* [WHAT THIS TASK INVOLVES]: Output the material word for word. Leave each picture out.

[START ITEMS]

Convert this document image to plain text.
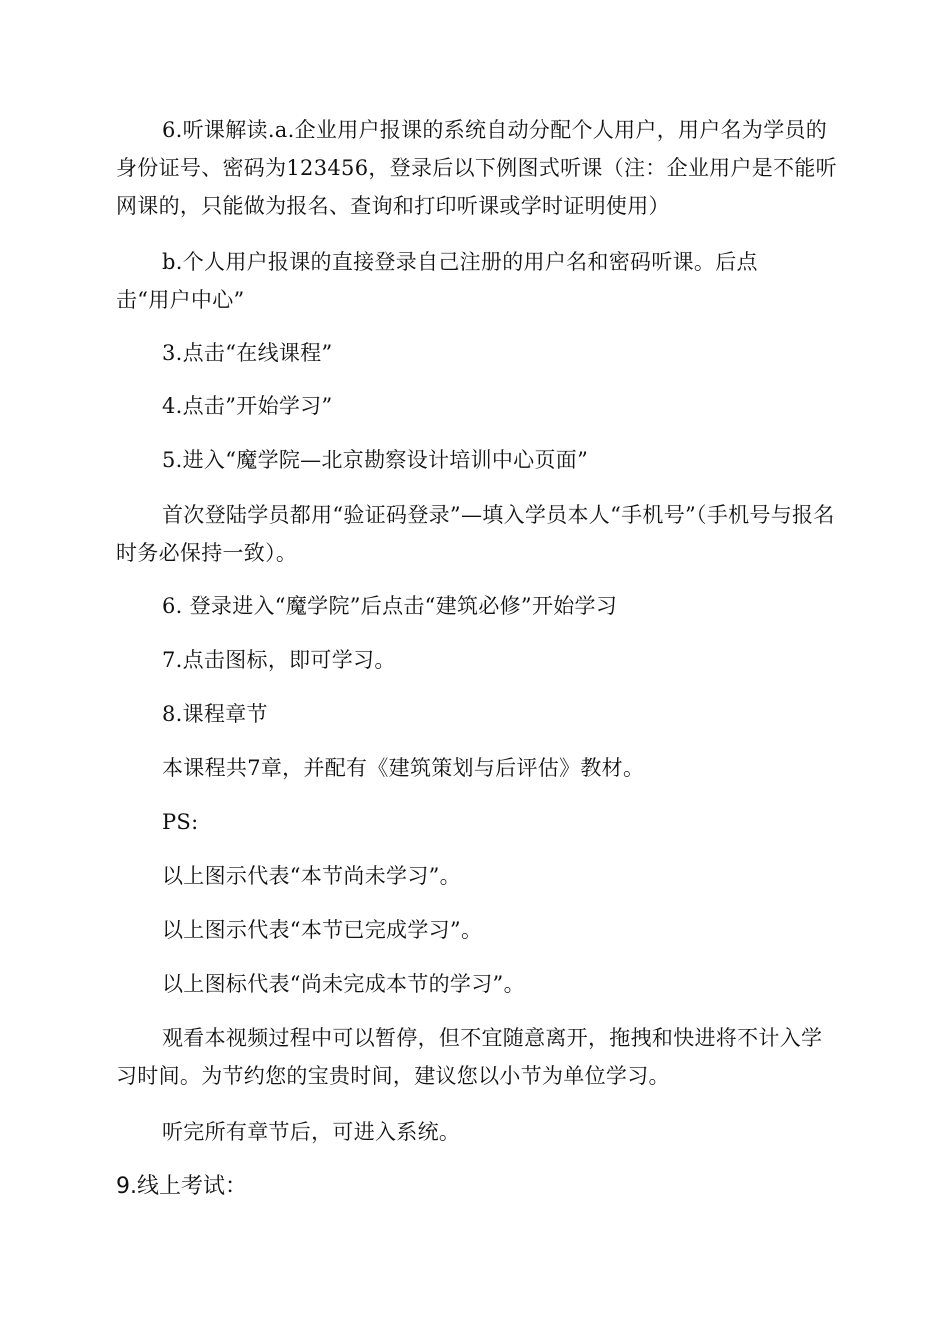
6.听课解读.a.企业用户报课的系统自动分配个人用户，用户名为学员的身份证号、密码为123456，登录后以下例图式听课（注：企业用户是不能听网课的，只能做为报名、查询和打印听课或学时证明使用）

b.个人用户报课的直接登录自己注册的用户名和密码听课。后点击“用户中心”

3.点击“在线课程”

4.点击”开始学习”

5.进入“魔学院—北京勘察设计培训中心页面”

首次登陆学员都用“验证码登录”—填入学员本人“手机号”（手机号与报名时务必保持一致）。

6. 登录进入“魔学院”后点击“建筑必修”开始学习

7.点击图标，即可学习。

8.课程章节

本课程共7章，并配有《建筑策划与后评估》教材。

PS:

以上图示代表“本节尚未学习”。

以上图示代表“本节已完成学习”。

以上图标代表“尚未完成本节的学习”。

观看本视频过程中可以暂停，但不宜随意离开，拖拽和快进将不计入学习时间。为节约您的宝贵时间，建议您以小节为单位学习。

听完所有章节后，可进入系统。

9.线上考试：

[END ITEMS]

* [RESULT OF THIS TASK]:
Convert this document image to plain text.
6.听课解读.a.企业用户报课的系统自动分配个人用户，用户名为学员的身份证号、密码为123456，登录后以下例图式听课（注：企业用户是不能听网课的，只能做为报名、查询和打印听课或学时证明使用）

b.个人用户报课的直接登录自己注册的用户名和密码听课。后点击“用户中心”

3.点击“在线课程”

4.点击”开始学习”

5.进入“魔学院—北京勘察设计培训中心页面”

首次登陆学员都用“验证码登录”—填入学员本人“手机号”（手机号与报名时务必保持一致）。

6. 登录进入“魔学院”后点击“建筑必修”开始学习

7.点击图标，即可学习。

8.课程章节

本课程共7章，并配有《建筑策划与后评估》教材。

PS:

以上图示代表“本节尚未学习”。

以上图示代表“本节已完成学习”。

以上图标代表“尚未完成本节的学习”。

观看本视频过程中可以暂停，但不宜随意离开，拖拽和快进将不计入学习时间。为节约您的宝贵时间，建议您以小节为单位学习。

听完所有章节后，可进入系统。

9.线上考试：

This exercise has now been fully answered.